> [EXERCISE DIRECTIONS] Copy, from the data below, each line that has the word "Rücken".

> [DATA RECORDS]

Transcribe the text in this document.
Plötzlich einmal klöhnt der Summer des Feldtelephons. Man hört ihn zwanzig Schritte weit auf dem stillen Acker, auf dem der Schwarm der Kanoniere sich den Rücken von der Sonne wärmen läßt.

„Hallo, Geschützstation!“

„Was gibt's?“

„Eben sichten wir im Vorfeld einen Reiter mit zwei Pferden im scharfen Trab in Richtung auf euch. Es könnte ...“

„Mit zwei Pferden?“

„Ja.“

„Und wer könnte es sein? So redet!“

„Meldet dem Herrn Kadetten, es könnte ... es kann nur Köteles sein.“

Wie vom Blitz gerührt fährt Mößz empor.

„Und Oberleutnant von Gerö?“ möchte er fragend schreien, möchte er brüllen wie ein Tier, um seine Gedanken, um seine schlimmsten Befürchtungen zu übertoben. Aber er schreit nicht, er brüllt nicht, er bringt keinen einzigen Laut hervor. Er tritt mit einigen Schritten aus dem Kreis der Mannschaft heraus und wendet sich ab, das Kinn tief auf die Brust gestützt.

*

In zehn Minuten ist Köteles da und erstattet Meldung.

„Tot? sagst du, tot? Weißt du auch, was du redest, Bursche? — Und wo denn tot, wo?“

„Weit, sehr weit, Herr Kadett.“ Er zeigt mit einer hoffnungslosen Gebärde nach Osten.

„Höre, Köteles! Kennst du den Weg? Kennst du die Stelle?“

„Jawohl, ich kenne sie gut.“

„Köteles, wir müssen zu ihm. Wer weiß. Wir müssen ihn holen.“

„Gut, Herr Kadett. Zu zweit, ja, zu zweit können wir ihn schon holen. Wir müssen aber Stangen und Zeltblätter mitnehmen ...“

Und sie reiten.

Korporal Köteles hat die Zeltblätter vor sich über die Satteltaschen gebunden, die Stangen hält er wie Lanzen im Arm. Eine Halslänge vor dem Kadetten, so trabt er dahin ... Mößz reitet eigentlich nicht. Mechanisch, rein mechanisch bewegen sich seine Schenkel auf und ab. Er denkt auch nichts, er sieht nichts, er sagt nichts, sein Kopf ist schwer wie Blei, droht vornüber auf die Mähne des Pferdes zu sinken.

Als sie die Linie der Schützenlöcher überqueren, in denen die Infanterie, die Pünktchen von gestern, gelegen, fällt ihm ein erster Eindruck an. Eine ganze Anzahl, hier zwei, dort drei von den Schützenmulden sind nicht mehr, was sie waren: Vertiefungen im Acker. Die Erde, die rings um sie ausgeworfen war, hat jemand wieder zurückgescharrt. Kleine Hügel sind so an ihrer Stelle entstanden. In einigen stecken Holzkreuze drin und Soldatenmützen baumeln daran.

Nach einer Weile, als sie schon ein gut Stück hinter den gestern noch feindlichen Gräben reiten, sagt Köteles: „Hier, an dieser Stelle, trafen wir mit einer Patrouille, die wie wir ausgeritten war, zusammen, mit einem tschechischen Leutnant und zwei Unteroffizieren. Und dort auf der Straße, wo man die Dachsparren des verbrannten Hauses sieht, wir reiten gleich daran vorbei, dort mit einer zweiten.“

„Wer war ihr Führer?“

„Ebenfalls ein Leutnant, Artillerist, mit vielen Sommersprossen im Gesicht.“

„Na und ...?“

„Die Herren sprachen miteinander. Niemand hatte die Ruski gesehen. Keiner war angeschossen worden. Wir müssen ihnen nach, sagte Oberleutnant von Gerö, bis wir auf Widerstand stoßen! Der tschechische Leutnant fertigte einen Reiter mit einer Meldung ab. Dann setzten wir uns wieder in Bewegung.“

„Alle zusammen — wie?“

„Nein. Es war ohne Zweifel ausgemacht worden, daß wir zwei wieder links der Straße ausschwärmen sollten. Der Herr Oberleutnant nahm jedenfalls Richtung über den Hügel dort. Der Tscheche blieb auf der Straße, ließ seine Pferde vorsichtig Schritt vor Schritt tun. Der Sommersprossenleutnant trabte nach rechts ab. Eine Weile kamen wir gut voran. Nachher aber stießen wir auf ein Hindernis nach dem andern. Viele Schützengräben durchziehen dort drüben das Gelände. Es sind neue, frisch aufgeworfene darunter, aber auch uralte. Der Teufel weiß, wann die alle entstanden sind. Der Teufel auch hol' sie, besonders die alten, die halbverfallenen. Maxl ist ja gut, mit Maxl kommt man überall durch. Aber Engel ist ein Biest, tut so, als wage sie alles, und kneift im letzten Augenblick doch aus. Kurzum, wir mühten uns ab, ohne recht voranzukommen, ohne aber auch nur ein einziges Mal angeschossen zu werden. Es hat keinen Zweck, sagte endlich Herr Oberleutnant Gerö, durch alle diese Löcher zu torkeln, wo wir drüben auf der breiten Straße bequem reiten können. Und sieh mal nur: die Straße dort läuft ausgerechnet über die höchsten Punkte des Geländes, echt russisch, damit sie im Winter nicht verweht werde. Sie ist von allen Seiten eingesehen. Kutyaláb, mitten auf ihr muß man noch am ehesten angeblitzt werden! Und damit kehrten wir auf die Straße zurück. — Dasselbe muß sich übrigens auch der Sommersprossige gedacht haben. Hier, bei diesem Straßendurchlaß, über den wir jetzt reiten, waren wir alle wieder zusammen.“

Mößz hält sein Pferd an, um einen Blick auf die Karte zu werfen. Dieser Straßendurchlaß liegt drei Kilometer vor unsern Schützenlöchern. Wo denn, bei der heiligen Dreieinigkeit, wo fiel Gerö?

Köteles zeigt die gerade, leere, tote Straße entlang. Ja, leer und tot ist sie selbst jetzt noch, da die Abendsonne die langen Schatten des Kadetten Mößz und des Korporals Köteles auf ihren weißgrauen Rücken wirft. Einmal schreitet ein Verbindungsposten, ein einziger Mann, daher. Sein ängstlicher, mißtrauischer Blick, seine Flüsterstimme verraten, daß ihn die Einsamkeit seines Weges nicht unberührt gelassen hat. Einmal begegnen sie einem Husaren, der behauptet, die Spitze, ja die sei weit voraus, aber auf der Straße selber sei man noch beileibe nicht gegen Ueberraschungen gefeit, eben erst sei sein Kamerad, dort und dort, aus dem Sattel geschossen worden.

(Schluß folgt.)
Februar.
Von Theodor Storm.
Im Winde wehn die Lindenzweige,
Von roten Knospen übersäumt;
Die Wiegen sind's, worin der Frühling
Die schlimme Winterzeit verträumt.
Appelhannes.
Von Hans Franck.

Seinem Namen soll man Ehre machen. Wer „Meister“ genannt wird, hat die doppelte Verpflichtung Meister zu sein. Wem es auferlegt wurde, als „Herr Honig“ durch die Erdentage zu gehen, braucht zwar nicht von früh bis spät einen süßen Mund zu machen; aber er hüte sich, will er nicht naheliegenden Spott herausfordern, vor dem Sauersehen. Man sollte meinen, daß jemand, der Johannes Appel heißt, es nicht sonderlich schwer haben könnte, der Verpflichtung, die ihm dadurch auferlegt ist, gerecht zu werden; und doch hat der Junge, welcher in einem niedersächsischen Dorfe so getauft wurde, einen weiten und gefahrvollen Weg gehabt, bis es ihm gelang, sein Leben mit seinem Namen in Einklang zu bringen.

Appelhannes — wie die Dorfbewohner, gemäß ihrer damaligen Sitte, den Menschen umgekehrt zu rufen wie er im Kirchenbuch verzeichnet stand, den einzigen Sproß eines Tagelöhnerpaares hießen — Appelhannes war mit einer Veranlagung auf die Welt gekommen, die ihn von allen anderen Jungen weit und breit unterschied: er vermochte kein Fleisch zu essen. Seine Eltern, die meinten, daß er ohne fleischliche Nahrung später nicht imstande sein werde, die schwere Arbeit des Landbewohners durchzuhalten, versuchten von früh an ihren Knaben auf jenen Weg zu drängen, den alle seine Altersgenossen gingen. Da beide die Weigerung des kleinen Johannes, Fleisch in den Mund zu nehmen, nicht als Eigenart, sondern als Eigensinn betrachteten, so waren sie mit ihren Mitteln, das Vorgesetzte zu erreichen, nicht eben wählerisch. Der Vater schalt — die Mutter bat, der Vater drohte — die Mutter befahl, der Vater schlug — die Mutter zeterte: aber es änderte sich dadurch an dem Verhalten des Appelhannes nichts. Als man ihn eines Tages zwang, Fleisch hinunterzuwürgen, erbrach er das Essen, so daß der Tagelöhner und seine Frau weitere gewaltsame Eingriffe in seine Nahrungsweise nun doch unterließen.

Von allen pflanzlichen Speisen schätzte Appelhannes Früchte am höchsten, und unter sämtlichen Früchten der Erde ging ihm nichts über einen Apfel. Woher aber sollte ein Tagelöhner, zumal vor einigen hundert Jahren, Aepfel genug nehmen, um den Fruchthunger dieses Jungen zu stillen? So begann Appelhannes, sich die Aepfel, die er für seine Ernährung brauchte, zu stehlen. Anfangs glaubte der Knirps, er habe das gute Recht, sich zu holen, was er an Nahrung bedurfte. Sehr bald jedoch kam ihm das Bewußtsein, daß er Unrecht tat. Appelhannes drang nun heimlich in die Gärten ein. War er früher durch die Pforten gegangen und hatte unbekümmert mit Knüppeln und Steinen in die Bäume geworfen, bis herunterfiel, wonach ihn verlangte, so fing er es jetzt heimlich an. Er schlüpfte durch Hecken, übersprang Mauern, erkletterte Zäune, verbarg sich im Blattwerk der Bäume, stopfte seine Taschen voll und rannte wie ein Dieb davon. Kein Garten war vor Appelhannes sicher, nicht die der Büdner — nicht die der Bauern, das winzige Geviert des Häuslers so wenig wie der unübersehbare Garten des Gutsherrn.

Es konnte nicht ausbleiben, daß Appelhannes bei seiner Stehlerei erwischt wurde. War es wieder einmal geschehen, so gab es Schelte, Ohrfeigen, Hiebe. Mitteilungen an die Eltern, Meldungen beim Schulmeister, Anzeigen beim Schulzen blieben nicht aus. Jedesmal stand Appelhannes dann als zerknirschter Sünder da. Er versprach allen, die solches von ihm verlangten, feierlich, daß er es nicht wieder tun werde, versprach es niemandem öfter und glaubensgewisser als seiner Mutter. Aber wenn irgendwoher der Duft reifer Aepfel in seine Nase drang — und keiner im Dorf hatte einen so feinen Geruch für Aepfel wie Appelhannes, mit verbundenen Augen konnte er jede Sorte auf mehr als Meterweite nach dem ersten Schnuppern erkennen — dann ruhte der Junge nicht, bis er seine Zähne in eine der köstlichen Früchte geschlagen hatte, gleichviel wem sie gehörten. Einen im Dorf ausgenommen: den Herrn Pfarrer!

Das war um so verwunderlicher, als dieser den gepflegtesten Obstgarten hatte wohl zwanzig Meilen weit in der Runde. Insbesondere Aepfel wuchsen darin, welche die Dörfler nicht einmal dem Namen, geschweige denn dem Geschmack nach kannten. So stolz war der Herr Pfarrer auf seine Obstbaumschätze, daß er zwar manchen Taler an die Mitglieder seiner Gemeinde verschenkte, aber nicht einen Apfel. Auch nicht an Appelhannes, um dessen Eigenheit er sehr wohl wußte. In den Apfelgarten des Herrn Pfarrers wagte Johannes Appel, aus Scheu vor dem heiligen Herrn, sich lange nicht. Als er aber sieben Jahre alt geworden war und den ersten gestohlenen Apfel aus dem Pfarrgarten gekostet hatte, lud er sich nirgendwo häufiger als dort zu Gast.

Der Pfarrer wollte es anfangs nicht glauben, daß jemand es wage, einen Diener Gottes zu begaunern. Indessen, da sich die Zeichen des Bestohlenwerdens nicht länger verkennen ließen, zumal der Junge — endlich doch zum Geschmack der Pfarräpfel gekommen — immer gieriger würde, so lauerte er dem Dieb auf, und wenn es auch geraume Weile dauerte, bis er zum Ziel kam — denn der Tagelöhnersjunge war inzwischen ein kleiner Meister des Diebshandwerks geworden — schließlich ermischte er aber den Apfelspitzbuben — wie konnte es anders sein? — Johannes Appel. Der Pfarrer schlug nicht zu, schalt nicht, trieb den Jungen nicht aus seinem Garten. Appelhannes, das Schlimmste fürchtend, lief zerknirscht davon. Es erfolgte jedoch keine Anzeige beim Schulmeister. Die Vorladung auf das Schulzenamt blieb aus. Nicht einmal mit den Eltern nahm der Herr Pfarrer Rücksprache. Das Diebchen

> [ANSWER SPACE]
Plötzlich einmal klöhnt der Summer des Feldtelephons. Man hört ihn zwanzig Schritte weit auf dem stillen Acker, auf dem der Schwarm der Kanoniere sich den Rücken von der Sonne wärmen läßt.
Köteles zeigt die gerade, leere, tote Straße entlang. Ja, leer und tot ist sie selbst jetzt noch, da die Abendsonne die langen Schatten des Kadetten Mößz und des Korporals Köteles auf ihren weißgrauen Rücken wirft. Einmal schreitet ein Verbindungsposten, ein einziger Mann, daher. Sein ängstlicher, mißtrauischer Blick, seine Flüsterstimme verraten, daß ihn die Einsamkeit seines Weges nicht unberührt gelassen hat. Einmal begegnen sie einem Husaren, der behauptet, die Spitze, ja die sei weit voraus, aber auf der Straße selber sei man noch beileibe nicht gegen Ueberraschungen gefeit, eben erst sei sein Kamerad, dort und dort, aus dem Sattel geschossen worden.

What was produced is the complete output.